[Extracted records]
------------------------------
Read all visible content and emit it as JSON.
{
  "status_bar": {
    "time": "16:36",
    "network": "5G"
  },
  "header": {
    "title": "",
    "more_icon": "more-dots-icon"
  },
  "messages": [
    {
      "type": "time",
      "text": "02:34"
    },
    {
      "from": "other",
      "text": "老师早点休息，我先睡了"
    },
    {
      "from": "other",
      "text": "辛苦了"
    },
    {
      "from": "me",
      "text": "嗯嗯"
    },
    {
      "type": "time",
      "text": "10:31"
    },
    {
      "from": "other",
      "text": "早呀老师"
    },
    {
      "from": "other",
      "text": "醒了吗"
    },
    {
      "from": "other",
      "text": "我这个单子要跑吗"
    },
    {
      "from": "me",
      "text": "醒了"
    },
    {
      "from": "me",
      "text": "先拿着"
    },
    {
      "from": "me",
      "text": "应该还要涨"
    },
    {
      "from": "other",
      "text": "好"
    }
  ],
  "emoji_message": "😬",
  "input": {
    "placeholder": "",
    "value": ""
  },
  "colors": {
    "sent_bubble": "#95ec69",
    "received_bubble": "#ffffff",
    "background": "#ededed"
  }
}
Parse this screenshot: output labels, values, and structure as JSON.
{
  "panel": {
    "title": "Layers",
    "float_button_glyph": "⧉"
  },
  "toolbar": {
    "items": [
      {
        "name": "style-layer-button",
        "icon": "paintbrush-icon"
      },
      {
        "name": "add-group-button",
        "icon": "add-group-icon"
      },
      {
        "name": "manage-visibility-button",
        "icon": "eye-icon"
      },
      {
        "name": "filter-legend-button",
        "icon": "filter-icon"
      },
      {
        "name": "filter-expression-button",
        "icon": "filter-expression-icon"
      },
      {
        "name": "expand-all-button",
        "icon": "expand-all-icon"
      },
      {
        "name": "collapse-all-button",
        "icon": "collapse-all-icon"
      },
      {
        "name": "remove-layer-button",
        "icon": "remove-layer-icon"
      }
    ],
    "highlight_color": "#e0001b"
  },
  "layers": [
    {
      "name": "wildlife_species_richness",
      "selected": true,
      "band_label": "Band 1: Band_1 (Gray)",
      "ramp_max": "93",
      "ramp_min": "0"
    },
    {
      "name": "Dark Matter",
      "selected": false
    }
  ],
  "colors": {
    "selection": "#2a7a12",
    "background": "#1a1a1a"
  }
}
------------------------------
Given task: Your answer should be a single number: how many lines in the data above include "icon"?

Written solution: 9